→ **Direction**
In the data below, find every line that has the string "values", and copy it.

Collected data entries
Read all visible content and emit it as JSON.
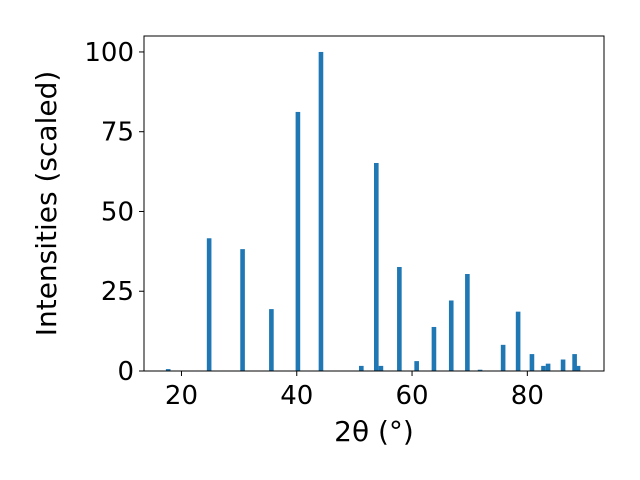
{
  "chart_data": {
    "type": "bar",
    "xlabel": "2θ (°)",
    "ylabel": "Intensities (scaled)",
    "xlim": [
      13.5,
      93.3
    ],
    "ylim": [
      0,
      105
    ],
    "xticks": [
      20,
      40,
      60,
      80
    ],
    "yticks": [
      0,
      25,
      50,
      75,
      100
    ],
    "bar_color": "#1f77b4",
    "bar_width": 0.8,
    "x": [
      17.7,
      24.8,
      30.6,
      35.6,
      40.2,
      44.2,
      51.2,
      53.8,
      54.6,
      57.8,
      60.8,
      63.8,
      66.8,
      69.6,
      71.8,
      75.8,
      78.4,
      80.8,
      82.8,
      83.6,
      86.2,
      88.2,
      88.8
    ],
    "values": [
      0.6,
      41.6,
      38.2,
      19.4,
      81.2,
      100.0,
      1.6,
      65.2,
      1.6,
      32.6,
      3.1,
      13.8,
      22.1,
      30.4,
      0.4,
      8.2,
      18.6,
      5.3,
      1.6,
      2.3,
      3.6,
      5.3,
      1.6
    ]
  }
}
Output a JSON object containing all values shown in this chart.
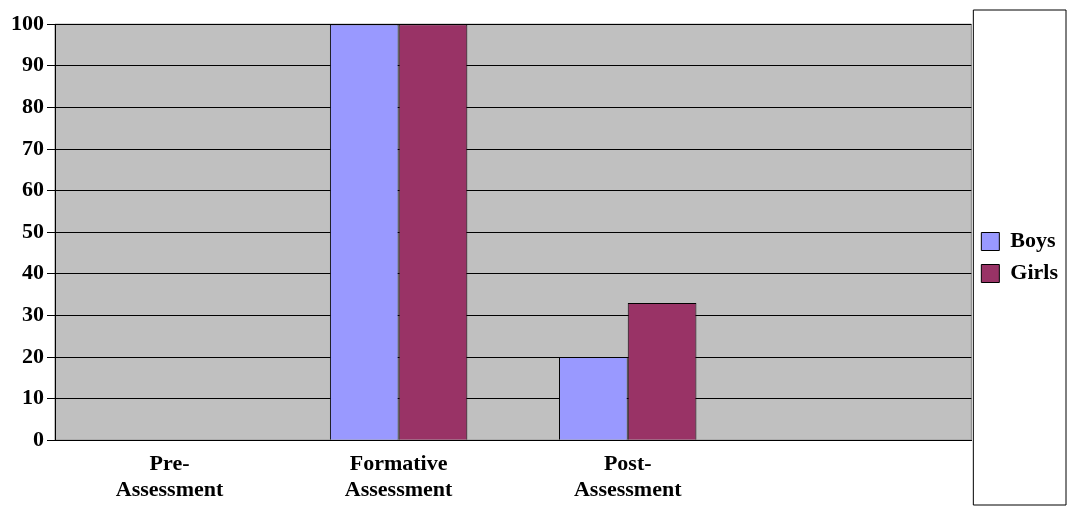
{
  "chart_data": {
    "type": "bar",
    "categories": [
      "Pre-Assessment",
      "Formative Assessment",
      "Post-Assessment",
      null
    ],
    "series": [
      {
        "name": "Boys",
        "color": "#9999ff",
        "values": [
          0,
          100,
          20,
          null
        ]
      },
      {
        "name": "Girls",
        "color": "#993366",
        "values": [
          0,
          100,
          33,
          null
        ]
      }
    ],
    "ylim": [
      0,
      100
    ],
    "yticks": [
      0,
      10,
      20,
      30,
      40,
      50,
      60,
      70,
      80,
      90,
      100
    ],
    "grid": "y",
    "legend": "right"
  }
}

→ **Solved problem**
    "values": [
Output a JSON object containing all values shown in this chart.
        "values": [
        "values": [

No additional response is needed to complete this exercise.